> **Excerpted data**:
┄┄┄┄┄┄┄┄┄┄┄┄┄┄┄┄┄┄┄┄

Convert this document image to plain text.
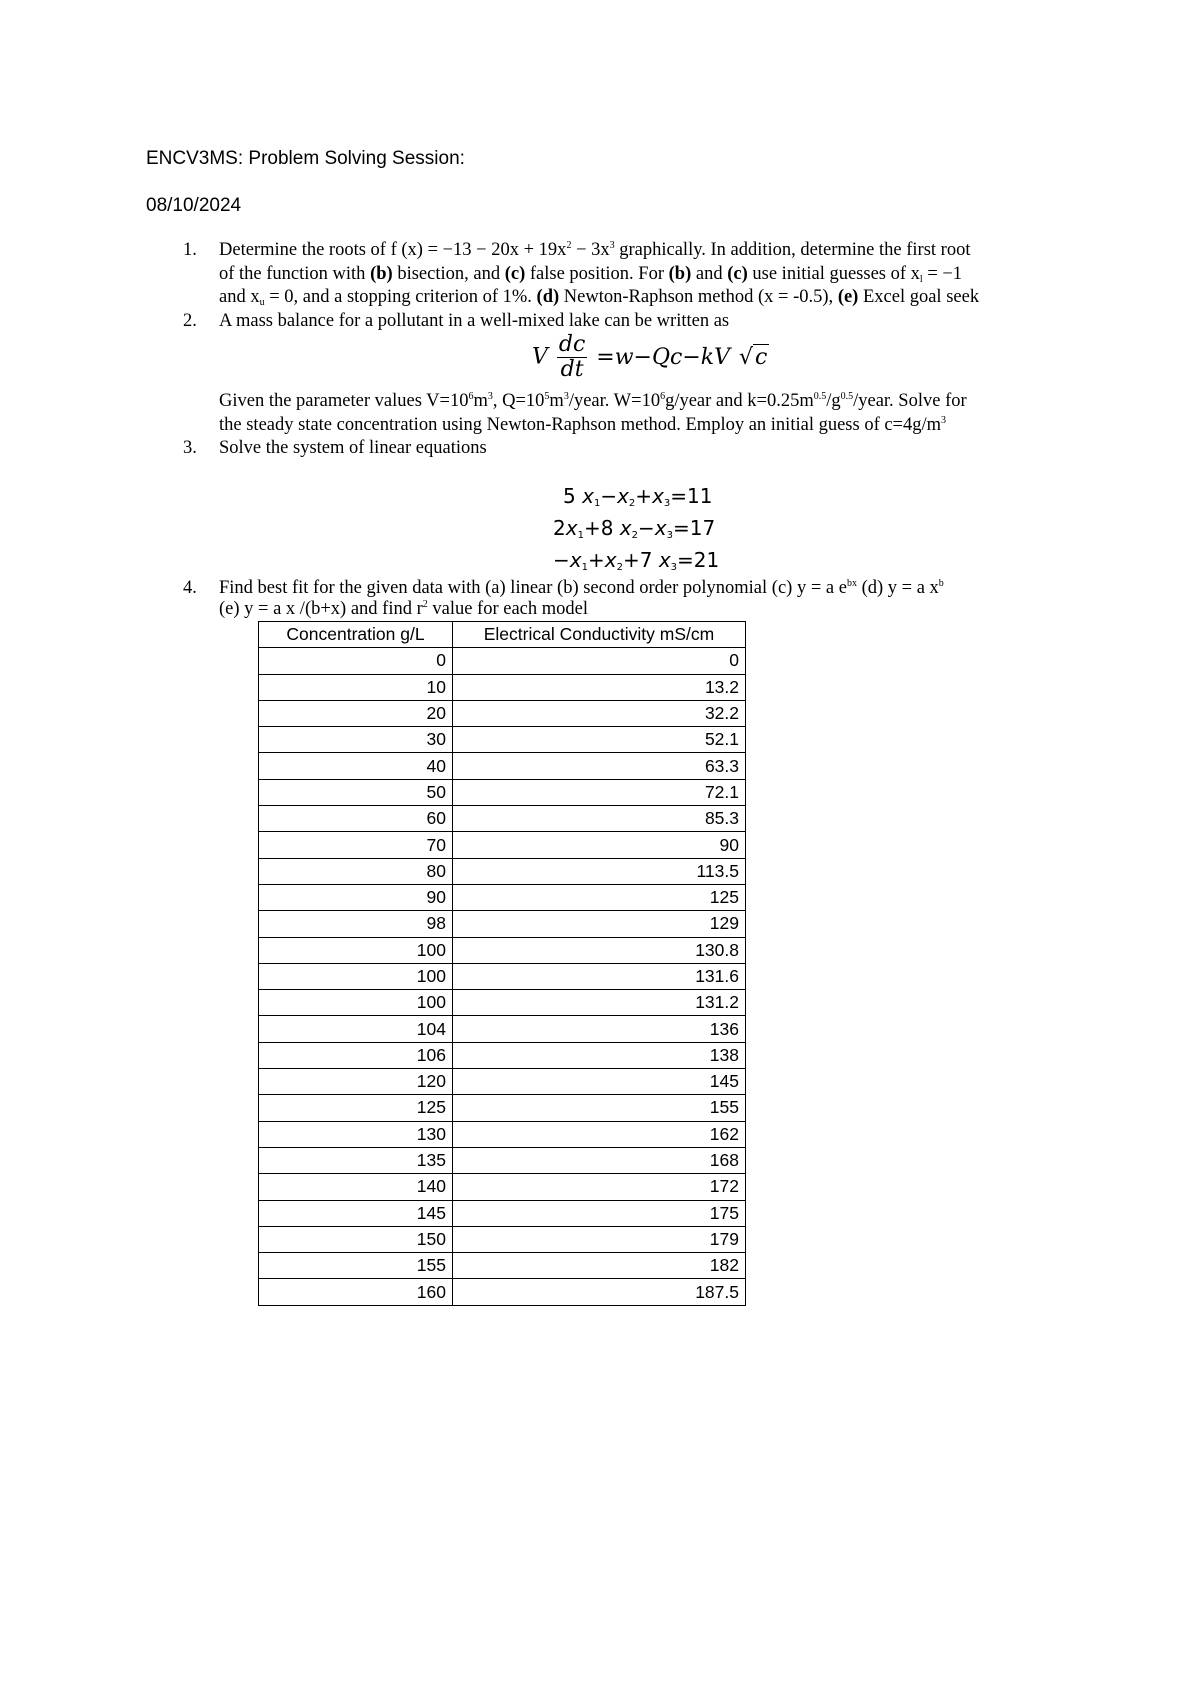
ENCV3MS: Problem Solving Session:
08/10/2024
1. Determine the roots of f $(x) = -13 - 20x + 19x^2 - 3x^3$ graphically. In addition, determine the first root
of the function with (b) bisection, and (c) false position. For (b) and (c) use initial guesses of $x_l = -1$
and $x_u = 0$, and a stopping criterion of 1%. (d) Newton-Raphson method (x = -0.5), (e) Excel goal seek
2. A mass balance for a pollutant in a well-mixed lake can be written as
V $\frac{dc}{dt} =w-Qc-kV$ √c
Given the parameter values $V=10^6m^3$, $Q=10^5m^3$/year. $W=10^6g$/year and $k=0.25m^{0.5}/g^{0.5}$/year. Solve for
the steady state concentration using Newton-Raphson method. Employ an initial guess of $c=4g/m^3$
3. Solve the system of linear equations
5 $x_1-x_2+x_3=11$
$2x_1+8$ $x_2-x_3=17$
$-x_1+x_2+7$ $x_3=21$
4. Find best fit for the given data with (a) linear (b) second order polynomial (c) y = a $e^{bx}$ (d) y = a $x^b$
(e) y = a x /(b+x) and find $r^2$ value for each model
Concentration g/L	Electrical Conductivity mS/cm
0	0
10	13.2
20	32.2
30	52.1
40	63.3
50	72.1
60	85.3
70	90
80	113.5
90	125
98	129
100	130.8
100	131.6
100	131.2
104	136
106	138
120	145
125	155
130	162
135	168
140	172
145	175
150	179
155	182
160	187.5
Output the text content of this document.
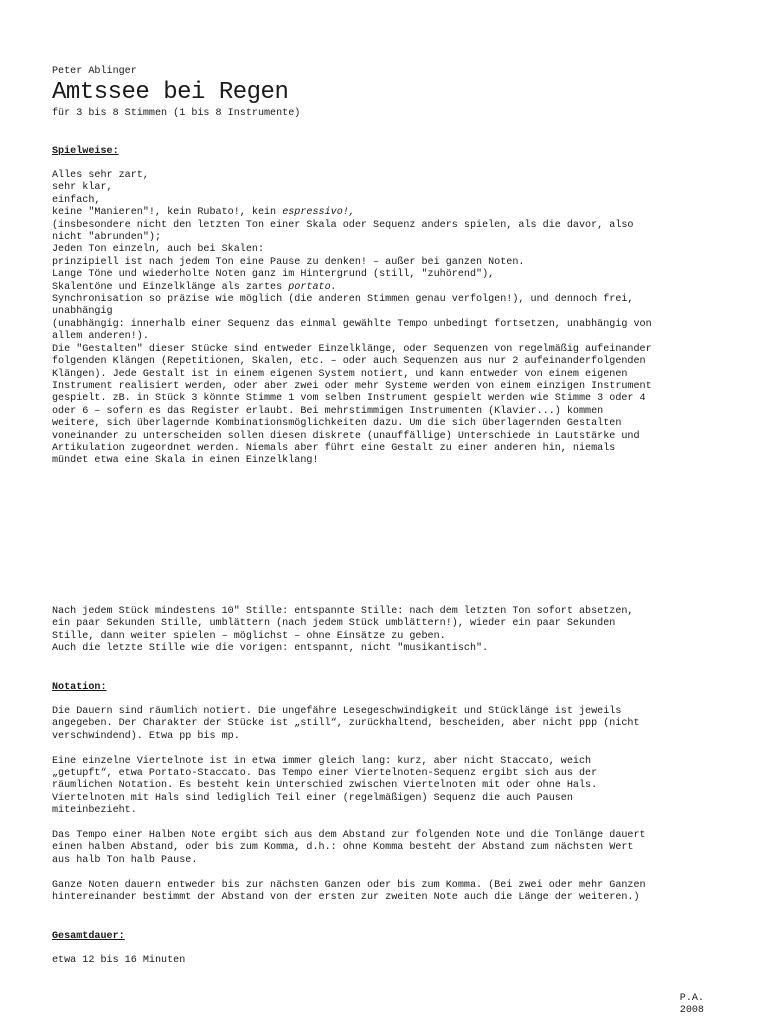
Peter Ablinger
Amtssee bei Regen
für 3 bis 8 Stimmen (1 bis 8 Instrumente)
Spielweise:
Alles sehr zart,
sehr klar,
einfach,
keine "Manieren"!, kein Rubato!, kein espressivo!,
(insbesondere nicht den letzten Ton einer Skala oder Sequenz anders spielen, als die davor, also
nicht "abrunden");
Jeden Ton einzeln, auch bei Skalen:
prinzipiell ist nach jedem Ton eine Pause zu denken! – außer bei ganzen Noten.
Lange Töne und wiederholte Noten ganz im Hintergrund (still, "zuhörend"),
Skalentöne und Einzelklänge als zartes portato.
Synchronisation so präzise wie möglich (die anderen Stimmen genau verfolgen!), und dennoch frei,
unabhängig
(unabhängig: innerhalb einer Sequenz das einmal gewählte Tempo unbedingt fortsetzen, unabhängig von
allem anderen!).
Die "Gestalten" dieser Stücke sind entweder Einzelklänge, oder Sequenzen von regelmäßig aufeinander
folgenden Klängen (Repetitionen, Skalen, etc. – oder auch Sequenzen aus nur 2 aufeinanderfolgenden
Klängen). Jede Gestalt ist in einem eigenen System notiert, und kann entweder von einem eigenen
Instrument realisiert werden, oder aber zwei oder mehr Systeme werden von einem einzigen Instrument
gespielt. zB. in Stück 3 könnte Stimme 1 vom selben Instrument gespielt werden wie Stimme 3 oder 4
oder 6 – sofern es das Register erlaubt. Bei mehrstimmigen Instrumenten (Klavier...) kommen
weitere, sich überlagernde Kombinationsmöglichkeiten dazu. Um die sich überlagernden Gestalten
voneinander zu unterscheiden sollen diesen diskrete (unauffällige) Unterschiede in Lautstärke und
Artikulation zugeordnet werden. Niemals aber führt eine Gestalt zu einer anderen hin, niemals
mündet etwa eine Skala in einen Einzelklang!
Nach jedem Stück mindestens 10" Stille: entspannte Stille: nach dem letzten Ton sofort absetzen,
ein paar Sekunden Stille, umblättern (nach jedem Stück umblättern!), wieder ein paar Sekunden
Stille, dann weiter spielen – möglichst – ohne Einsätze zu geben.
Auch die letzte Stille wie die vorigen: entspannt, nicht "musikantisch".
Notation:
Die Dauern sind räumlich notiert. Die ungefähre Lesegeschwindigkeit und Stücklänge ist jeweils
angegeben. Der Charakter der Stücke ist „still“, zurückhaltend, bescheiden, aber nicht ppp (nicht
verschwindend). Etwa pp bis mp.
Eine einzelne Viertelnote ist in etwa immer gleich lang: kurz, aber nicht Staccato, weich
„getupft“, etwa Portato-Staccato. Das Tempo einer Viertelnoten-Sequenz ergibt sich aus der
räumlichen Notation. Es besteht kein Unterschied zwischen Viertelnoten mit oder ohne Hals.
Viertelnoten mit Hals sind lediglich Teil einer (regelmäßigen) Sequenz die auch Pausen
miteinbezieht.
Das Tempo einer Halben Note ergibt sich aus dem Abstand zur folgenden Note und die Tonlänge dauert
einen halben Abstand, oder bis zum Komma, d.h.: ohne Komma besteht der Abstand zum nächsten Wert
aus halb Ton halb Pause.
Ganze Noten dauern entweder bis zur nächsten Ganzen oder bis zum Komma. (Bei zwei oder mehr Ganzen
hintereinander bestimmt der Abstand von der ersten zur zweiten Note auch die Länge der weiteren.)
Gesamtdauer:
etwa 12 bis 16 Minuten
P.A.
2008
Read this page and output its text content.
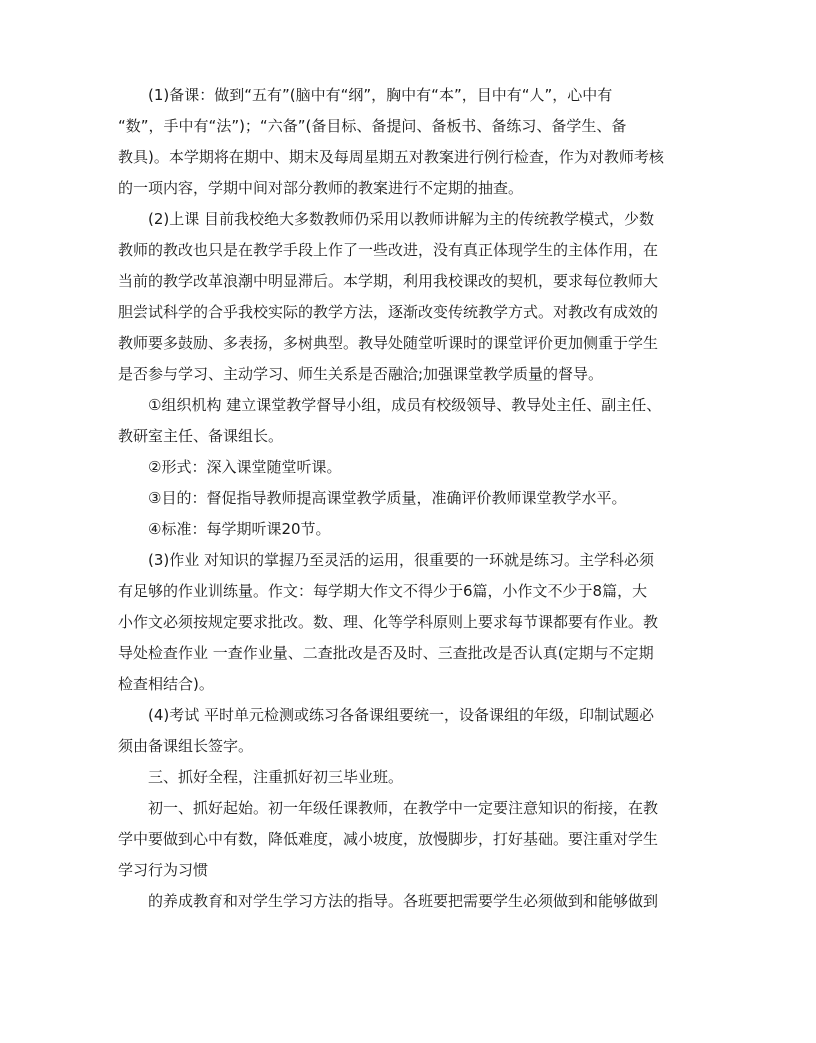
(1)备课：做到“五有”(脑中有“纲”，胸中有“本”，目中有“人”，心中有
“数”，手中有“法”)；“六备”(备目标、备提问、备板书、备练习、备学生、备
教具)。本学期将在期中、期末及每周星期五对教案进行例行检查，作为对教师考核
的一项内容，学期中间对部分教师的教案进行不定期的抽查。
(2)上课 目前我校绝大多数教师仍采用以教师讲解为主的传统教学模式，少数
教师的教改也只是在教学手段上作了一些改进，没有真正体现学生的主体作用，在
当前的教学改革浪潮中明显滞后。本学期，利用我校课改的契机，要求每位教师大
胆尝试科学的合乎我校实际的教学方法，逐渐改变传统教学方式。对教改有成效的
教师要多鼓励、多表扬，多树典型。教导处随堂听课时的课堂评价更加侧重于学生
是否参与学习、主动学习、师生关系是否融洽;加强课堂教学质量的督导。
①组织机构 建立课堂教学督导小组，成员有校级领导、教导处主任、副主任、
教研室主任、备课组长。
②形式：深入课堂随堂听课。
③目的：督促指导教师提高课堂教学质量，准确评价教师课堂教学水平。
④标准：每学期听课20节。
(3)作业 对知识的掌握乃至灵活的运用，很重要的一环就是练习。主学科必须
有足够的作业训练量。作文：每学期大作文不得少于6篇，小作文不少于8篇，大
小作文必须按规定要求批改。数、理、化等学科原则上要求每节课都要有作业。教
导处检查作业 一查作业量、二查批改是否及时、三查批改是否认真(定期与不定期
检查相结合)。
(4)考试 平时单元检测或练习各备课组要统一，设备课组的年级，印制试题必
须由备课组长签字。
三、抓好全程，注重抓好初三毕业班。
初一、抓好起始。初一年级任课教师，在教学中一定要注意知识的衔接，在教
学中要做到心中有数，降低难度，减小坡度，放慢脚步，打好基础。要注重对学生
学习行为习惯
的养成教育和对学生学习方法的指导。各班要把需要学生必须做到和能够做到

┄┄┄┄┄┄┄┄┄┄┄┄┄┄┄┄┄┄┄┄

> **What you have to do**: Check all the records above and select each line where the string "Tempo" is found.

> **Written answer**:
(unabhängig: innerhalb einer Sequenz das einmal gewählte Tempo unbedingt fortsetzen, unabhängig von
„getupft“, etwa Portato-Staccato. Das Tempo einer Viertelnoten-Sequenz ergibt sich aus der
Das Tempo einer Halben Note ergibt sich aus dem Abstand zur folgenden Note und die Tonlänge dauert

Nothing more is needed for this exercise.